Brief: Among the lines below, copy each one in which "platform" appears.

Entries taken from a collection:
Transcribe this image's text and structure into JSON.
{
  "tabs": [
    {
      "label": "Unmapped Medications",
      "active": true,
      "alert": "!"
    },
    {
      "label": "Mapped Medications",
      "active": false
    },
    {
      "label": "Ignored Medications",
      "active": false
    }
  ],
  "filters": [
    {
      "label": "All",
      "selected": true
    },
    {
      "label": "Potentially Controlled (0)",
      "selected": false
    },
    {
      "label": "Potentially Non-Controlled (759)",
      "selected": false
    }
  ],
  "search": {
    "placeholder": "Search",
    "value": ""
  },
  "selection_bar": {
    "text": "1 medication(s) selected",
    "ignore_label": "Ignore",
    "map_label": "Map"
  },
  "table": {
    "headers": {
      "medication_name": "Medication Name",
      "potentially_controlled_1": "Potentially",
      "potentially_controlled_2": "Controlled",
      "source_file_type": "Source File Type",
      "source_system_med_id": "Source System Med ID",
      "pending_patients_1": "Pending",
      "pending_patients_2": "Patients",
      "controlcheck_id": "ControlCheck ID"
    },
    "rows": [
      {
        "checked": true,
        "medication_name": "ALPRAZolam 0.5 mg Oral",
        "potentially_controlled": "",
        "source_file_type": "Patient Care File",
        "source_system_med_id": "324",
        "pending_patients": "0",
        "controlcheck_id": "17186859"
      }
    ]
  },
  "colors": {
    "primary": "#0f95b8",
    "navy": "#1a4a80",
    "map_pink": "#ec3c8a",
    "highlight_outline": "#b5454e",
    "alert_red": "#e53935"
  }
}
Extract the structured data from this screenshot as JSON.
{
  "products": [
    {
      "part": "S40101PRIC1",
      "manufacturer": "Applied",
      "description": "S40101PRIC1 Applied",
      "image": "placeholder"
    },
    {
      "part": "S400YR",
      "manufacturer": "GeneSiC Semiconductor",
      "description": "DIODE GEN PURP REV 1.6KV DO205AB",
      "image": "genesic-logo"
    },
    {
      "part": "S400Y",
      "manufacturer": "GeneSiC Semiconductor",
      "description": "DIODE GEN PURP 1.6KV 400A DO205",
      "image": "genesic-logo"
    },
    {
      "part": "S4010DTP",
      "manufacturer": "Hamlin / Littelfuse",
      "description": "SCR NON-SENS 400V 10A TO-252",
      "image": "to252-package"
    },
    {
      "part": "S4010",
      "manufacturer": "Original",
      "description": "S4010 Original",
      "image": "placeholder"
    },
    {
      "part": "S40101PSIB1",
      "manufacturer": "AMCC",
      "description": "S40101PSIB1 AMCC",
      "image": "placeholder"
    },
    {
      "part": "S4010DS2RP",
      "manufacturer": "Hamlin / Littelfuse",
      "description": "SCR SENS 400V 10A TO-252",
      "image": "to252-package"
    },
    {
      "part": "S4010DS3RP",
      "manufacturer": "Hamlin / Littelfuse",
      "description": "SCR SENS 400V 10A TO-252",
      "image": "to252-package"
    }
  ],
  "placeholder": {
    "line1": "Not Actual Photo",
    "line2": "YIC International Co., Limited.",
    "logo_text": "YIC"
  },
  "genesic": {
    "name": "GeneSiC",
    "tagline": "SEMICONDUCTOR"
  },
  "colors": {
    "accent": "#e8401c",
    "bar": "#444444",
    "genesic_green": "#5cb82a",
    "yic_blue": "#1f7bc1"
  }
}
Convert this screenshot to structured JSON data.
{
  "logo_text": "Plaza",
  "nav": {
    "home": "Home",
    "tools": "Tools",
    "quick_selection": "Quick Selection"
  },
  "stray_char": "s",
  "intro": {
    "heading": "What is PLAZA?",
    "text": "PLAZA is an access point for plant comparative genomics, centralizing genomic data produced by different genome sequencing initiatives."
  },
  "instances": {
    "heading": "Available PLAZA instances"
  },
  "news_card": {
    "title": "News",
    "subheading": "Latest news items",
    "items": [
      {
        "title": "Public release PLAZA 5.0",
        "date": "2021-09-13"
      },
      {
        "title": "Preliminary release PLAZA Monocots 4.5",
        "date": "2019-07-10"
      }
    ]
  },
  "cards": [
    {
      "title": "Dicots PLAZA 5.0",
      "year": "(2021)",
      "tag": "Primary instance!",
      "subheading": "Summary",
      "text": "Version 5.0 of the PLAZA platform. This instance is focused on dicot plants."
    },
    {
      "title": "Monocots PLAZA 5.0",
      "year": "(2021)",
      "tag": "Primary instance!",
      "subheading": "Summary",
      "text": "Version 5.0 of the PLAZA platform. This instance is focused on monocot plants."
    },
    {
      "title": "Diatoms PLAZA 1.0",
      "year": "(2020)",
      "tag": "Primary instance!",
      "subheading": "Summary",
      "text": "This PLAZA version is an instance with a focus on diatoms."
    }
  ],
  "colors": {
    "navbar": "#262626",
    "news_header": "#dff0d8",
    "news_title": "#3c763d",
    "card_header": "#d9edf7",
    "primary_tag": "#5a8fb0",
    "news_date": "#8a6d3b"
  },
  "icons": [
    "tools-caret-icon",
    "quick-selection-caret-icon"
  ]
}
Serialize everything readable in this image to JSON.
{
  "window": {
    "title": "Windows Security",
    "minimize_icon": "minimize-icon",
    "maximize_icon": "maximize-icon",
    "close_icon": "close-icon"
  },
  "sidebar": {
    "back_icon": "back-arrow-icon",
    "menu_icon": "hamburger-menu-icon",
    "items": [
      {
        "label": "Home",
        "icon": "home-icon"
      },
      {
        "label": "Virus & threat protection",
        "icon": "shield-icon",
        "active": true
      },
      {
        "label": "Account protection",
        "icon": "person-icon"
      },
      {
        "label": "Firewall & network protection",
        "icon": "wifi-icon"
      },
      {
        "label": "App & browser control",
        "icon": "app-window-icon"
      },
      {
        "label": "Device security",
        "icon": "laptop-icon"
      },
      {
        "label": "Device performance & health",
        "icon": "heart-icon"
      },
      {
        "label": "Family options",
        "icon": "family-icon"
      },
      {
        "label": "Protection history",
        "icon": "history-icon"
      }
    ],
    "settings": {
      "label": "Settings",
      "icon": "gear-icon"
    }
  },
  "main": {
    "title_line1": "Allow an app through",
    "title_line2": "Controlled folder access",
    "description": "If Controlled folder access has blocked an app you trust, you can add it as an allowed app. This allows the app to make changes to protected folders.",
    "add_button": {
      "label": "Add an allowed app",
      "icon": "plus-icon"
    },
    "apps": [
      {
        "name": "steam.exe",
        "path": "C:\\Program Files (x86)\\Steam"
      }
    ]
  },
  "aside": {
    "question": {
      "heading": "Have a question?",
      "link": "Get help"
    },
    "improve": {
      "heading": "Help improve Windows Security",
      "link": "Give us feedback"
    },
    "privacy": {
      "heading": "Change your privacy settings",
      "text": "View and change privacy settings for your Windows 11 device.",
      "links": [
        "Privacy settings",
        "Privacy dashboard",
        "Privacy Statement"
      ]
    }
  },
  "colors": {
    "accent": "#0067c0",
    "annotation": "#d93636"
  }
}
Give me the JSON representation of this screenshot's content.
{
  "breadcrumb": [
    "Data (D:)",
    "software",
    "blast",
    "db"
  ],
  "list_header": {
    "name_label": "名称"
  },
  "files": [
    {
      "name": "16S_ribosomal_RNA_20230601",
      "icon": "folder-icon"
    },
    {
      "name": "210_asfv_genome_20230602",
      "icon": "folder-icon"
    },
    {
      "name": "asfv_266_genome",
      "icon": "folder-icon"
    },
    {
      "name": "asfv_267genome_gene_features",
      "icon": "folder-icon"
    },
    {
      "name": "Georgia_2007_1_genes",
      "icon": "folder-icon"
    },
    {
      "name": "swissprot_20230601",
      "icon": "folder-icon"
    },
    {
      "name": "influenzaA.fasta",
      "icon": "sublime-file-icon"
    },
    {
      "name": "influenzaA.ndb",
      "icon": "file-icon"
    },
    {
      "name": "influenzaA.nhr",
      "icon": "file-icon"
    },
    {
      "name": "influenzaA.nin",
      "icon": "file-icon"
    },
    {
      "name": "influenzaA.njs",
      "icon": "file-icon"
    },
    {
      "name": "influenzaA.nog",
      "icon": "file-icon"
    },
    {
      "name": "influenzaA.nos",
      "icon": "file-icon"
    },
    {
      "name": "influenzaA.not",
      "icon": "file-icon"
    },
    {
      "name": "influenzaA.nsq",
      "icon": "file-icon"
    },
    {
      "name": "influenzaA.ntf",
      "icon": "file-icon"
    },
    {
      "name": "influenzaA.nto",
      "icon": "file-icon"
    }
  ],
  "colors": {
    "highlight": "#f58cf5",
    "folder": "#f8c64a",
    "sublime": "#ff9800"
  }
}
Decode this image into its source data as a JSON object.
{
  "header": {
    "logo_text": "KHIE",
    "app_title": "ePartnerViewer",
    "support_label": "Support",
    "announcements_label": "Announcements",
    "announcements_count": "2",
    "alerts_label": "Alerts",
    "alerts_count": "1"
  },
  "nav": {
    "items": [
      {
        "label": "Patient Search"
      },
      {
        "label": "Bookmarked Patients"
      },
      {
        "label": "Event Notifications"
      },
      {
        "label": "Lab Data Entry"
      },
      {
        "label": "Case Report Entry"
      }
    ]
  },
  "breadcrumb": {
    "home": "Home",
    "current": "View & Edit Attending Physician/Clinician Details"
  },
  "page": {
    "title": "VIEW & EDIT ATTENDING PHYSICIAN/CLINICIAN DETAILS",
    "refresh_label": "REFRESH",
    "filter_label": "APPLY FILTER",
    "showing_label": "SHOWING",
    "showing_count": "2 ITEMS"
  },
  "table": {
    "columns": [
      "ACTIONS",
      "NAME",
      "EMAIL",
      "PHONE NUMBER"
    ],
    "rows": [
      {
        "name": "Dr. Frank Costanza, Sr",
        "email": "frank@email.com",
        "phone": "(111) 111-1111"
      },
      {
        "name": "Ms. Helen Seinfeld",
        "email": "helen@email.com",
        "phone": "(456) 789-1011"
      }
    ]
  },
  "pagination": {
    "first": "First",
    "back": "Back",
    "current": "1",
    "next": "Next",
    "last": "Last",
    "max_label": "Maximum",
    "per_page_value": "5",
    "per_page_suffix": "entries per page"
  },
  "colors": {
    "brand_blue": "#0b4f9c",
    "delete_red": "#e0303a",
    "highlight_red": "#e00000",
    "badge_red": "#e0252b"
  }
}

Solved problem:
      "text": "Version 5.0 of the PLAZA platform. This instance is focused on dicot plants."
      "text": "Version 5.0 of the PLAZA platform. This instance is focused on monocot plants."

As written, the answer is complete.